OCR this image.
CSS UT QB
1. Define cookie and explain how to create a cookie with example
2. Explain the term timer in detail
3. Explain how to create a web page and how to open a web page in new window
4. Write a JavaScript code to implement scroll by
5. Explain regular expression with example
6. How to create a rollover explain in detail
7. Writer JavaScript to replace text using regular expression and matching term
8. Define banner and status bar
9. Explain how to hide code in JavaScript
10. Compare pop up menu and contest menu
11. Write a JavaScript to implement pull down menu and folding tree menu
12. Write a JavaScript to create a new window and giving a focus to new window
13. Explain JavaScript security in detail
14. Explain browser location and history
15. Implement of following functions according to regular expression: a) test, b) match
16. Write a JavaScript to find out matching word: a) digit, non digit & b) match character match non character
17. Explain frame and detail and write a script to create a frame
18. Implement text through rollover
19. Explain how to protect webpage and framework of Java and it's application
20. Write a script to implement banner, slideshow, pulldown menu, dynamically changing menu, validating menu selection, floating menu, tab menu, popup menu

___

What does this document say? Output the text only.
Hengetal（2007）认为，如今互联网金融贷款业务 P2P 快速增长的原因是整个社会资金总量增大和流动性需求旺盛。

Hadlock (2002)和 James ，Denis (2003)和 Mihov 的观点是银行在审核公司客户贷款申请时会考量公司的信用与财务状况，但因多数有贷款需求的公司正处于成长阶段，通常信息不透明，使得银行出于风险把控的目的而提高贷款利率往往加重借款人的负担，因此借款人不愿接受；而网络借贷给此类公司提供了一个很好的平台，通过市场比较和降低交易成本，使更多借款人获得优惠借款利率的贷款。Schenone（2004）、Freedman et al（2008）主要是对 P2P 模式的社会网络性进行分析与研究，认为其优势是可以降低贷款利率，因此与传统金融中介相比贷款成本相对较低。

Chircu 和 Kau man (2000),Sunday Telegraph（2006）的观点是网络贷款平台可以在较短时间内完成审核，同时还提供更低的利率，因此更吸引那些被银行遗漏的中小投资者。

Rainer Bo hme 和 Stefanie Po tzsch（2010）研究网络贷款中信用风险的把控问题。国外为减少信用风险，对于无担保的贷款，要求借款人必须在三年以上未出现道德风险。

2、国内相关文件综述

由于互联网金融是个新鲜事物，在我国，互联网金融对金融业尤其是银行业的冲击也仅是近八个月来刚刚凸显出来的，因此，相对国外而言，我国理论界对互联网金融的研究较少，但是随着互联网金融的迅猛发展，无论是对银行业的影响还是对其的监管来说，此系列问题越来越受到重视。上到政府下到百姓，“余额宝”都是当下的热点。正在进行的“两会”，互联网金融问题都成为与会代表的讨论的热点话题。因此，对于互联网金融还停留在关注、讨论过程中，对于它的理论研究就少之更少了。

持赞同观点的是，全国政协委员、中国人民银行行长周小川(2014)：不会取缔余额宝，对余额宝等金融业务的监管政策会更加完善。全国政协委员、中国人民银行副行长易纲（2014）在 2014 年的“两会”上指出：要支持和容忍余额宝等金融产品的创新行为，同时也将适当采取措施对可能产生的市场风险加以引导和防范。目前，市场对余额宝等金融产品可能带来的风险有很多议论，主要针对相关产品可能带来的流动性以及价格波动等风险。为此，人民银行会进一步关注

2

___

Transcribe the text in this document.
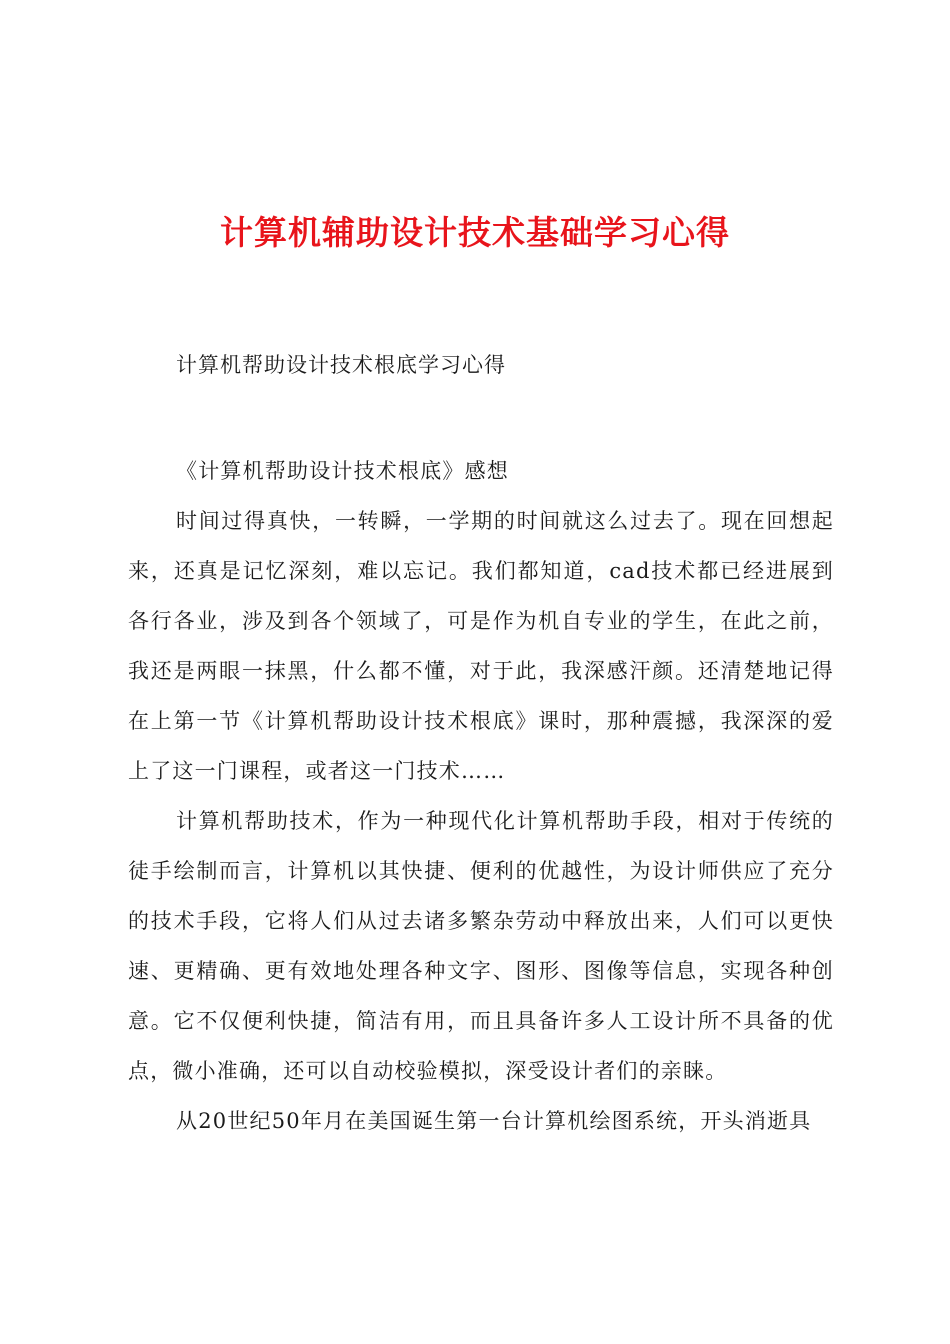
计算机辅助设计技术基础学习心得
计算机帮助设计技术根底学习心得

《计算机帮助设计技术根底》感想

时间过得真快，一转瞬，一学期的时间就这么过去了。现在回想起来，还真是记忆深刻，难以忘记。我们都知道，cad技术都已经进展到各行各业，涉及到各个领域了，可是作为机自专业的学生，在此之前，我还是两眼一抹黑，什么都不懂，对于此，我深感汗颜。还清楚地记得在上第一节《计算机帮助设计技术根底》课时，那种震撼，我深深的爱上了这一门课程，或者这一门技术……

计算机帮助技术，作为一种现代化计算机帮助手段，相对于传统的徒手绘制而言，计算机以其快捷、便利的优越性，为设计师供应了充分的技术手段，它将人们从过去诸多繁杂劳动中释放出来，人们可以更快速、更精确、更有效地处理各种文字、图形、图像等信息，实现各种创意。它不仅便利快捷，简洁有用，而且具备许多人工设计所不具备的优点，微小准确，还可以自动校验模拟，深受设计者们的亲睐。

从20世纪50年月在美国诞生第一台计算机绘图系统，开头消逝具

___

§ Do this:
In the records above, how many lines include the string "matching"? Answer with only the number.

§ Exercise result:
2